**Required action:**
Pick every line from the data that holds the word "ERSP".

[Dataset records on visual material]
● ● ● ●

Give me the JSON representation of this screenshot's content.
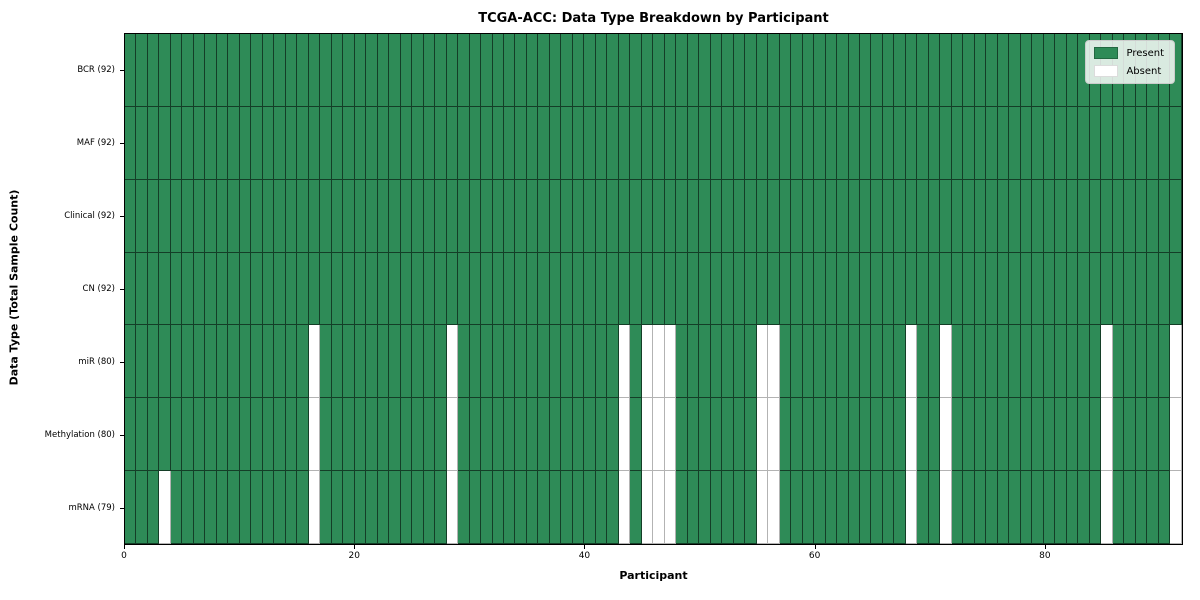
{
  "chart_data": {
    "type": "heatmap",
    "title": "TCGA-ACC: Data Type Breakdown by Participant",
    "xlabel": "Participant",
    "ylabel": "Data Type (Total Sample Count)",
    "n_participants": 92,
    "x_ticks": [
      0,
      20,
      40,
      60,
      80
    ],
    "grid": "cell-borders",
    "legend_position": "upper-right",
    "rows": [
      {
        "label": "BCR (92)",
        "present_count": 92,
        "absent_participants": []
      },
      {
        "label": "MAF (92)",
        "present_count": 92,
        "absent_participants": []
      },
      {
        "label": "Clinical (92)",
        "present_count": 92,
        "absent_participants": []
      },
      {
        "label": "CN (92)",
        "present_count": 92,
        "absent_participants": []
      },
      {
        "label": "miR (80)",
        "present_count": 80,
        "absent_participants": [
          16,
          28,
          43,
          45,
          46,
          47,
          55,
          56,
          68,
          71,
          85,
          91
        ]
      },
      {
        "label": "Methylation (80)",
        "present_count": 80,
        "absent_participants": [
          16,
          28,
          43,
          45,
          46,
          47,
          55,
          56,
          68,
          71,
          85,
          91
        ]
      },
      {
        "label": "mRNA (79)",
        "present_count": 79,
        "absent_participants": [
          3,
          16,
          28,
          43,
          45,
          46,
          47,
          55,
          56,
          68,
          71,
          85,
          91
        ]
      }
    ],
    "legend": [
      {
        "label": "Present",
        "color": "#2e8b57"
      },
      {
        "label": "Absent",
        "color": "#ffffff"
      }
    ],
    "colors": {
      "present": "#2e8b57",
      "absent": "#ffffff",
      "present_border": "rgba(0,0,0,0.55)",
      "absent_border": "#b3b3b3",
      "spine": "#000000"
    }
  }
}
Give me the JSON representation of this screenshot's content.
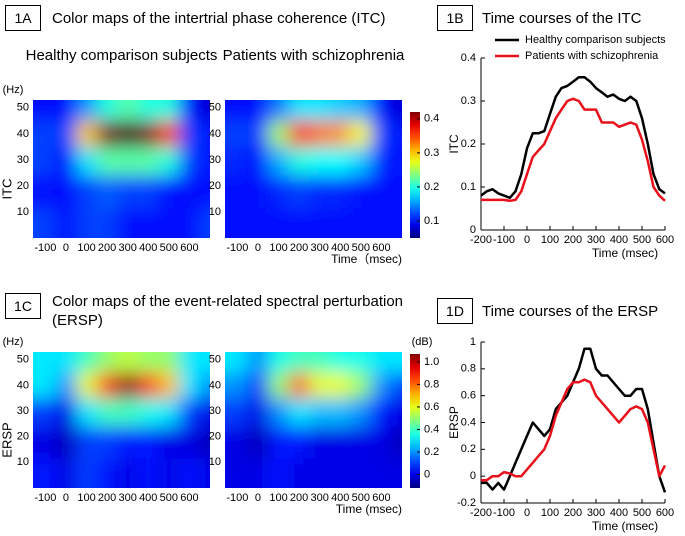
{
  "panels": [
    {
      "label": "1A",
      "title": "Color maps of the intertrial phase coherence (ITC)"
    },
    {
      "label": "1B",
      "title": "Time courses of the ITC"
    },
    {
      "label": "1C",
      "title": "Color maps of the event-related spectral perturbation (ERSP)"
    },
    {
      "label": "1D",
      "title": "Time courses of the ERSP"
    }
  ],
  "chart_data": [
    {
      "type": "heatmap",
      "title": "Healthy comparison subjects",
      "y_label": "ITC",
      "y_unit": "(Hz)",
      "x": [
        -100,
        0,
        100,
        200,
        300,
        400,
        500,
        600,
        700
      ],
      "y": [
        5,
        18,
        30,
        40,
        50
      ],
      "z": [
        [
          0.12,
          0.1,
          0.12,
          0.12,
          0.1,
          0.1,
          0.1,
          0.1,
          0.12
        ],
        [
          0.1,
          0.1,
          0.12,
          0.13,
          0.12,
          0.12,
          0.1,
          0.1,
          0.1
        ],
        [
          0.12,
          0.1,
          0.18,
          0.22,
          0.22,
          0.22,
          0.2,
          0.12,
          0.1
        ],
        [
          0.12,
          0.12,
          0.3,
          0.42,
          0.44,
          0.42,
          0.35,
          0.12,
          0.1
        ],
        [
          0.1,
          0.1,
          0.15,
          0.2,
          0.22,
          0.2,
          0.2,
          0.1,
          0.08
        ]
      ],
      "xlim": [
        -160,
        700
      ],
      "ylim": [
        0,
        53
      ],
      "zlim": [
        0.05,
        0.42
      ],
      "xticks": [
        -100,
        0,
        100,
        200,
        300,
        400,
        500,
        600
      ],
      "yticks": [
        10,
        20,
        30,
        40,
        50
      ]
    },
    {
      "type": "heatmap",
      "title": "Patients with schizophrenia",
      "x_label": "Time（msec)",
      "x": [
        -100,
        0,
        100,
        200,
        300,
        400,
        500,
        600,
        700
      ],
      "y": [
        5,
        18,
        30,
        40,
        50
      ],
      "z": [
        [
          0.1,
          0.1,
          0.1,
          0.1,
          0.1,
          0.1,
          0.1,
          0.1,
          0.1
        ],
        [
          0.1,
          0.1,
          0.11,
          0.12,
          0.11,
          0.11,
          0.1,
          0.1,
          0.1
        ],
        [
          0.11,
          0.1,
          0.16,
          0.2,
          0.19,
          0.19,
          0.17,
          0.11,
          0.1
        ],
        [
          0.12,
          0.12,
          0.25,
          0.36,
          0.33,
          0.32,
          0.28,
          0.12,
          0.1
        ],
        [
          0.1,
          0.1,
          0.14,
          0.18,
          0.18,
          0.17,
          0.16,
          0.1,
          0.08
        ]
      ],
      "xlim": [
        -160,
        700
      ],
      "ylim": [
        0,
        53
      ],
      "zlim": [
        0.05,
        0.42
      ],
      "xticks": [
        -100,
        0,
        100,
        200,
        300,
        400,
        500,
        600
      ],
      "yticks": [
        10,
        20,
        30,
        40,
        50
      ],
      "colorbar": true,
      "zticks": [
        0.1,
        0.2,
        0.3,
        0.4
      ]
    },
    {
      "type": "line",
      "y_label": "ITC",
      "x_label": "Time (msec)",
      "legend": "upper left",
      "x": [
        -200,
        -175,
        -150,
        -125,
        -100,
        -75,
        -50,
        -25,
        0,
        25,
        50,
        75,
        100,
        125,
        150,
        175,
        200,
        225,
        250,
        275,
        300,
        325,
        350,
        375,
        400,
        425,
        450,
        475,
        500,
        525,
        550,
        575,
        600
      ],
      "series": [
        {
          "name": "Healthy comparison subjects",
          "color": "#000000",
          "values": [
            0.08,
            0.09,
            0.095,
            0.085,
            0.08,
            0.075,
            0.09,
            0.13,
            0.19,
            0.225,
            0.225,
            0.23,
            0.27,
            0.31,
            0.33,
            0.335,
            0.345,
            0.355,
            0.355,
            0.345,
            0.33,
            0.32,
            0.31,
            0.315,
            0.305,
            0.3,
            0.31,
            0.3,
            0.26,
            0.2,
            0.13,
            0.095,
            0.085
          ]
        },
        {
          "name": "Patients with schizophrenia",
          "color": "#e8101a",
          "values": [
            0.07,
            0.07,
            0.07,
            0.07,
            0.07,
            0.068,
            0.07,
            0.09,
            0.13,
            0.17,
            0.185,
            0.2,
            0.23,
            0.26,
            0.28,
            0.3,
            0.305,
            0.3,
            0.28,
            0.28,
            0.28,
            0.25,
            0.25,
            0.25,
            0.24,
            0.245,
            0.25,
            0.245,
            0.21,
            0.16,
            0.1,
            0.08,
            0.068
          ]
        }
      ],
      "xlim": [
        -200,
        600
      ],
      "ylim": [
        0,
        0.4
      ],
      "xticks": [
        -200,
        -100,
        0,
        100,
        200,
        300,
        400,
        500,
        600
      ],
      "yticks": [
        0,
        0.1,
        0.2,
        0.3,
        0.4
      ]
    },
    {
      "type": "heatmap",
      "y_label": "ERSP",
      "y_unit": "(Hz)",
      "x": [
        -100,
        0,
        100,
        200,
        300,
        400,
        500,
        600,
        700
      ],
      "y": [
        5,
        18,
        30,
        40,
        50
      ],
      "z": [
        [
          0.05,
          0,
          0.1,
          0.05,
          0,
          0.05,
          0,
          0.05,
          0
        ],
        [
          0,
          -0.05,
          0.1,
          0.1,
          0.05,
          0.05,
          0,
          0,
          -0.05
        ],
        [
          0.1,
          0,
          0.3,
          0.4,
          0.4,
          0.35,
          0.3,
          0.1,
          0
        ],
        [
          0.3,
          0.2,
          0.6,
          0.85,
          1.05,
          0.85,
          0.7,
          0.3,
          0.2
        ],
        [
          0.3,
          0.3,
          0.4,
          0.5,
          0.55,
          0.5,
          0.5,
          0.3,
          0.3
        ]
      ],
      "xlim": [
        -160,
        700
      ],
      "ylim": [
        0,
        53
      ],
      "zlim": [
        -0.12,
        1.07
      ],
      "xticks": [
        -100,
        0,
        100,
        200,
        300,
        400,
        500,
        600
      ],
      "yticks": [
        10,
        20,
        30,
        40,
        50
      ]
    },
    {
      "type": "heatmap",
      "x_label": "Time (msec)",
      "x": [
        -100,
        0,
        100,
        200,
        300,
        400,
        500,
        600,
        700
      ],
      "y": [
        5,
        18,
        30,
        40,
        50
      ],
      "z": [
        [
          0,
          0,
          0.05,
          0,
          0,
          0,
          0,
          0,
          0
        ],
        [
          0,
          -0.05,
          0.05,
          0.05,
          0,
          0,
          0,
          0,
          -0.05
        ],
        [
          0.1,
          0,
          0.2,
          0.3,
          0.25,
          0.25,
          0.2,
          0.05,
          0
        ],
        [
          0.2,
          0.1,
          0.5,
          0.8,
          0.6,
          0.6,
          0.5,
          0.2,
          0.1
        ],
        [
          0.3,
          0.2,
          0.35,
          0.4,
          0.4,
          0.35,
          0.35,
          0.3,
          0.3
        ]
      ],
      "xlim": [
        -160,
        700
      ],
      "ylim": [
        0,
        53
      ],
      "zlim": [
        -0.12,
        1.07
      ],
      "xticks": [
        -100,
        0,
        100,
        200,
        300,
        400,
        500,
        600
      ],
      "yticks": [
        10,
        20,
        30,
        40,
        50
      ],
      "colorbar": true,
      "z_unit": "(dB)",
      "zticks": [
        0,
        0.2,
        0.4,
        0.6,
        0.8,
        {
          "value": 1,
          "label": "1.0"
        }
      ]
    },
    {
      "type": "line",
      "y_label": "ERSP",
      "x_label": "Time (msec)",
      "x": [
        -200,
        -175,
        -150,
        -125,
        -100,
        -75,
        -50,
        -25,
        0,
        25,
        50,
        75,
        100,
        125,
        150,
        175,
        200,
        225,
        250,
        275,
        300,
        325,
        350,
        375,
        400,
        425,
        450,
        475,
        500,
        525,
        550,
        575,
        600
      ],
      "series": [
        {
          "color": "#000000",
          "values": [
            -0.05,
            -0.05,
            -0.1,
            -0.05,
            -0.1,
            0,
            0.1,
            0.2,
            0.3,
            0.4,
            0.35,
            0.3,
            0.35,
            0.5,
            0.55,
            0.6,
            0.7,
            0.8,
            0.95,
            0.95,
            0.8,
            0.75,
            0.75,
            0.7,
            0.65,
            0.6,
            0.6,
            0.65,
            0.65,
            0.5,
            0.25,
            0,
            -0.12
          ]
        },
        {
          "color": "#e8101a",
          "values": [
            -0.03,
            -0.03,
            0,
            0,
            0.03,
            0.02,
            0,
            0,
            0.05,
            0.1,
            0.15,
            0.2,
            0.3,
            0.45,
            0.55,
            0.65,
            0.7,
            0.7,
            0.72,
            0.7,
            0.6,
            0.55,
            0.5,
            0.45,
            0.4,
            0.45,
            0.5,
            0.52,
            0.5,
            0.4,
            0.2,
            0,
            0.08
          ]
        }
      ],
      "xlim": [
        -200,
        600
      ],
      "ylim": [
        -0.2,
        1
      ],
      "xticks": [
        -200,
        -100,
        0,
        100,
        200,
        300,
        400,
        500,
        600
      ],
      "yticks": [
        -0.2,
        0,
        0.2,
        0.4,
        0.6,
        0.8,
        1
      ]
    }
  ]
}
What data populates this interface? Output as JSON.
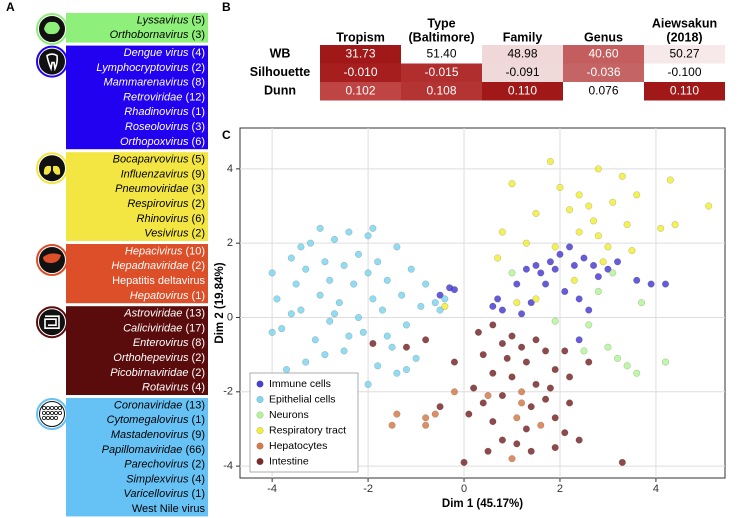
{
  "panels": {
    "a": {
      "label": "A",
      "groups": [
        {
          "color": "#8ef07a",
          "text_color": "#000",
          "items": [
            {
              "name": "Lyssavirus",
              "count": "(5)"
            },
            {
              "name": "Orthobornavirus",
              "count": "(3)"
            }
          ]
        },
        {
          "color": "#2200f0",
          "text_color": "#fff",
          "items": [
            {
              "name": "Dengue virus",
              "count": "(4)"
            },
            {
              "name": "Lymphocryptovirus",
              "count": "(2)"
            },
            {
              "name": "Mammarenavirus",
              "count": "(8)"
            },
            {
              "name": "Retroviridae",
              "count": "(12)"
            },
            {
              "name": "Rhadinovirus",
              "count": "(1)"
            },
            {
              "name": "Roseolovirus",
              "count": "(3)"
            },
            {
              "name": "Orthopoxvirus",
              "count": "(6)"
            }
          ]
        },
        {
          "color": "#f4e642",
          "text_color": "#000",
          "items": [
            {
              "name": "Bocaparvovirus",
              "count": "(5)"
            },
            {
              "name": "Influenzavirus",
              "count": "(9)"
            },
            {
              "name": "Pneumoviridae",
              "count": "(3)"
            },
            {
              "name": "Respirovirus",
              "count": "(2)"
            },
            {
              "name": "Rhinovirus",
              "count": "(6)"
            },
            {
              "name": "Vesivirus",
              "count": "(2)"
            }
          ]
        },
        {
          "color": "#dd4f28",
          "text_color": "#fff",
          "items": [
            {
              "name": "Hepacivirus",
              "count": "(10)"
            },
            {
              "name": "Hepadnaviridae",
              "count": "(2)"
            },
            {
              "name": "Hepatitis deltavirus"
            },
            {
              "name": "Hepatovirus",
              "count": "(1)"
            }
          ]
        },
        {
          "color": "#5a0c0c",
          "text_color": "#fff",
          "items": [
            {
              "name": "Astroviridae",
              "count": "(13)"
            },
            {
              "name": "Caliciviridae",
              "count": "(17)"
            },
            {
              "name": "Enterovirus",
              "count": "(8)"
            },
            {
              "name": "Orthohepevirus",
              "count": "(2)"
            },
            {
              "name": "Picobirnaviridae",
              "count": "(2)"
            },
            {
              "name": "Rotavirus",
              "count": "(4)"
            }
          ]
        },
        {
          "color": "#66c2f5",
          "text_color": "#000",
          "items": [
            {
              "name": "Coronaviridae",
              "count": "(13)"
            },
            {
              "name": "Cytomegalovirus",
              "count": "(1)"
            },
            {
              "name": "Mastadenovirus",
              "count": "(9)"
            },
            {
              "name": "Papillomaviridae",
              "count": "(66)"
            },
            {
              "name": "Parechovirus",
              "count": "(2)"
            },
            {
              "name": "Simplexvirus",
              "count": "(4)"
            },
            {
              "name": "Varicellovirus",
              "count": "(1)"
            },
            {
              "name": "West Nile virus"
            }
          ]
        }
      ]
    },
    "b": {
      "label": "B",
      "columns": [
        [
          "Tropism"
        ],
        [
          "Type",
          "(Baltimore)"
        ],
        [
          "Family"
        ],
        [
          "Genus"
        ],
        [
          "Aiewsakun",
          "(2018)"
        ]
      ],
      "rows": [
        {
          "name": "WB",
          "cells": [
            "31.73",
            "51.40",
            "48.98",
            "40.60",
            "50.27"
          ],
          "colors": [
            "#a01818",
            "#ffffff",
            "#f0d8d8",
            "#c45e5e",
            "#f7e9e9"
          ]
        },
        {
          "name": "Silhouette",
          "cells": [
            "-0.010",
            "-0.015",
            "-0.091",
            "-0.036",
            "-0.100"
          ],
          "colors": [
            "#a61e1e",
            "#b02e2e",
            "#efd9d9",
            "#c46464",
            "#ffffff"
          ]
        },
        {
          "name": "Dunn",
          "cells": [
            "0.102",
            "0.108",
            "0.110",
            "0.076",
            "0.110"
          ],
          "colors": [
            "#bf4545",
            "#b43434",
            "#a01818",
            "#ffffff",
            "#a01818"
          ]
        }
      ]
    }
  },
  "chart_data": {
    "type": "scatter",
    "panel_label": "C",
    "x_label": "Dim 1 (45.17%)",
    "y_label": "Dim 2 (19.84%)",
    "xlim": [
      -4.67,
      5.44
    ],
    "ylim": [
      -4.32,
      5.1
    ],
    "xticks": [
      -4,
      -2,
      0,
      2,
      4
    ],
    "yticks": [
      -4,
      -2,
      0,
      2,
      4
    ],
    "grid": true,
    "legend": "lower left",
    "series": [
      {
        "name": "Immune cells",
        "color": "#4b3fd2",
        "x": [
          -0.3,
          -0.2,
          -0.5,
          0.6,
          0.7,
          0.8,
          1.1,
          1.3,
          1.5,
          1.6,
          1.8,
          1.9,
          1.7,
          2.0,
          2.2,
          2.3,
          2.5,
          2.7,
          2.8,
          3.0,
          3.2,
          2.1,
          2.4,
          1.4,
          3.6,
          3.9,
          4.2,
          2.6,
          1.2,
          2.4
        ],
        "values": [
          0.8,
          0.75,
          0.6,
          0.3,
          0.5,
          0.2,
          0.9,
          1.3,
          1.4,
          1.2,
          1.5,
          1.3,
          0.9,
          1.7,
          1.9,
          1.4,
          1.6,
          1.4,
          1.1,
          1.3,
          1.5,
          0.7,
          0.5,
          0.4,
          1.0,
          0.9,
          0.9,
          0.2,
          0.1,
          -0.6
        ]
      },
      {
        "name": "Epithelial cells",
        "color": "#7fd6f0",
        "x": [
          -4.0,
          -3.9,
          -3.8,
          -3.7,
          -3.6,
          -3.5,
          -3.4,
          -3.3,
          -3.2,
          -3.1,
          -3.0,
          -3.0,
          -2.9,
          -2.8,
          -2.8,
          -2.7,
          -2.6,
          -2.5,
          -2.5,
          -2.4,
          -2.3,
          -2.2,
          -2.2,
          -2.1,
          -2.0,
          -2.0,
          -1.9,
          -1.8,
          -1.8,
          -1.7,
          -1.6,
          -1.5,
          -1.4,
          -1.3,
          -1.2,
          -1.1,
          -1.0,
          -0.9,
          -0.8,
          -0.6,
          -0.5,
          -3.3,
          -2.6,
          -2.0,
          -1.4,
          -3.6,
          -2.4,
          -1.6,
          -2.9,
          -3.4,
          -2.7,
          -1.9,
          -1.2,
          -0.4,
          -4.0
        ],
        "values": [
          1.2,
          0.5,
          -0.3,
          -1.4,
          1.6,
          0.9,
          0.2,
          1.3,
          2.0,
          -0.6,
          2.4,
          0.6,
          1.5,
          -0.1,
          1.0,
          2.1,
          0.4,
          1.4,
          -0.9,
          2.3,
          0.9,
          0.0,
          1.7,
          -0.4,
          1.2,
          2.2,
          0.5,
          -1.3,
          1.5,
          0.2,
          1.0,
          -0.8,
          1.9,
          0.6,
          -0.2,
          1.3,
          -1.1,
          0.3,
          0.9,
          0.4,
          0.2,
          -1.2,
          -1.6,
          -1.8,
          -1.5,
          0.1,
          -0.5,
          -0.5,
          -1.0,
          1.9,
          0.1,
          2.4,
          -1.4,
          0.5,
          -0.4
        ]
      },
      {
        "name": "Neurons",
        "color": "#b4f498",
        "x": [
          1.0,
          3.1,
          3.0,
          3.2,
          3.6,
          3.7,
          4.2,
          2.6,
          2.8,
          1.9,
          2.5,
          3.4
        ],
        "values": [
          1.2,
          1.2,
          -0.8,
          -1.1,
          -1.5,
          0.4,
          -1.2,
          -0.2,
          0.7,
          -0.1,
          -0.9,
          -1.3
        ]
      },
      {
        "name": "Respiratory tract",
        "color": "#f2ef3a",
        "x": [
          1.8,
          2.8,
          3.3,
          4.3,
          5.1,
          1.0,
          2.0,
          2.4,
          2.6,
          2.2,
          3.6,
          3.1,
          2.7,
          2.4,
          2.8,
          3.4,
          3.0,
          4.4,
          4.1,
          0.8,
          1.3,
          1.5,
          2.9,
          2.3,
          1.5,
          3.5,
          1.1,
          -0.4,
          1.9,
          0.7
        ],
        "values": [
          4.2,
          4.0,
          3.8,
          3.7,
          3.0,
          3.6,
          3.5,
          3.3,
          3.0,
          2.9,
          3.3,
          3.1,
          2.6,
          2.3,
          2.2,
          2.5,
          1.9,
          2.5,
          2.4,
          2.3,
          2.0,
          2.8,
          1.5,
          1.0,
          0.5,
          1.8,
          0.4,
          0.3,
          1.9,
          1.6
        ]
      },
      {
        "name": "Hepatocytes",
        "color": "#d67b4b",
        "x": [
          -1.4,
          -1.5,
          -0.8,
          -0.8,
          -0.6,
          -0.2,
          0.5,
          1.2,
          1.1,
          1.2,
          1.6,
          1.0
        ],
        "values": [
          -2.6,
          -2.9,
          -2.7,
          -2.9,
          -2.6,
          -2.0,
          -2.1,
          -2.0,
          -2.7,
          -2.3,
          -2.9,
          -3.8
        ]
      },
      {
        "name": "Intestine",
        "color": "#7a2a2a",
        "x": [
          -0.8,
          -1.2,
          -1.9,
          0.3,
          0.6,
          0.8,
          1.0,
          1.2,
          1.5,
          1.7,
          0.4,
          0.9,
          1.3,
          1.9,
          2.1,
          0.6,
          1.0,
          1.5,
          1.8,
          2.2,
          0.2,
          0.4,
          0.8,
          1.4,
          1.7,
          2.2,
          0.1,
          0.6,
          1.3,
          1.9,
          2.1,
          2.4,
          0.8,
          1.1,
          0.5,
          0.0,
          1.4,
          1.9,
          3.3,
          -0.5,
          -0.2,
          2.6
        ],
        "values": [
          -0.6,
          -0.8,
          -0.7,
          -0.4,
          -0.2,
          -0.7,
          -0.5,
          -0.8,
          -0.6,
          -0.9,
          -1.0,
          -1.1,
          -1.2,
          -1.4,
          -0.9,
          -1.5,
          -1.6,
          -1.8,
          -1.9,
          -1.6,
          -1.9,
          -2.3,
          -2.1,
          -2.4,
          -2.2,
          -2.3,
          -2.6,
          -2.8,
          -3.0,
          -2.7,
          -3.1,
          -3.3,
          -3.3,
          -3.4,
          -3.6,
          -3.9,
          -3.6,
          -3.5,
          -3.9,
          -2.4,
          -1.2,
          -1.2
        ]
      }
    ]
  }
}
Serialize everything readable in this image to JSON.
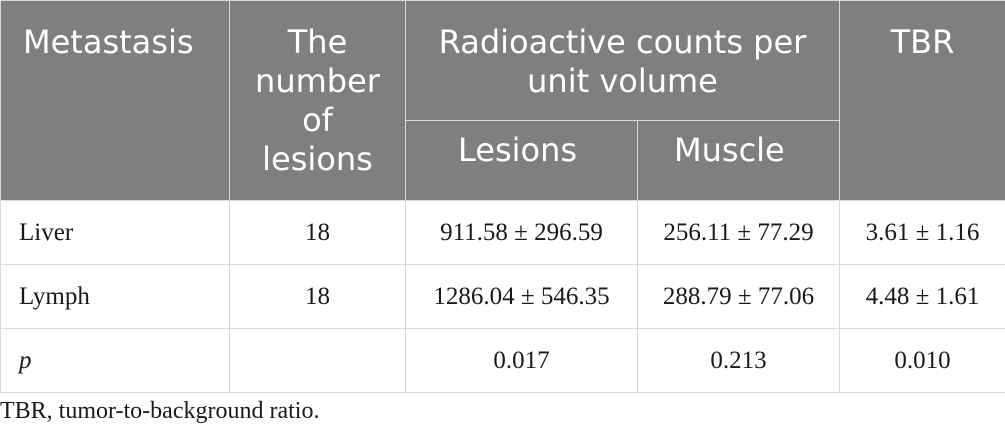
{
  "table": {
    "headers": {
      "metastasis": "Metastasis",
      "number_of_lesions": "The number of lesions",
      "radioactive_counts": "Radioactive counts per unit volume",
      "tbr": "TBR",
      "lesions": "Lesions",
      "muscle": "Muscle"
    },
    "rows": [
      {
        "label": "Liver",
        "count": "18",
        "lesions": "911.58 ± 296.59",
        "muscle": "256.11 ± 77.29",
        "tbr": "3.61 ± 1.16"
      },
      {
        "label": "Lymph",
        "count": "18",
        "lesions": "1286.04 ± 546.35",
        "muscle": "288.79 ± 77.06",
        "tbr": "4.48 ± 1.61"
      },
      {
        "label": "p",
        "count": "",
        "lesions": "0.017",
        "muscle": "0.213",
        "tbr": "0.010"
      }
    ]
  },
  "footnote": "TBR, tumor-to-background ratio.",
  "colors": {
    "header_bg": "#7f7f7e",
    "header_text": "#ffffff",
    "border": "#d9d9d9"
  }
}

● ● ● ●

**Exercise solution:**
      "title": "Color maps of the event-related spectral perturbation (ERSP)"
      "title": "Time courses of the ERSP"
      "y_label": "ERSP",
      "y_label": "ERSP",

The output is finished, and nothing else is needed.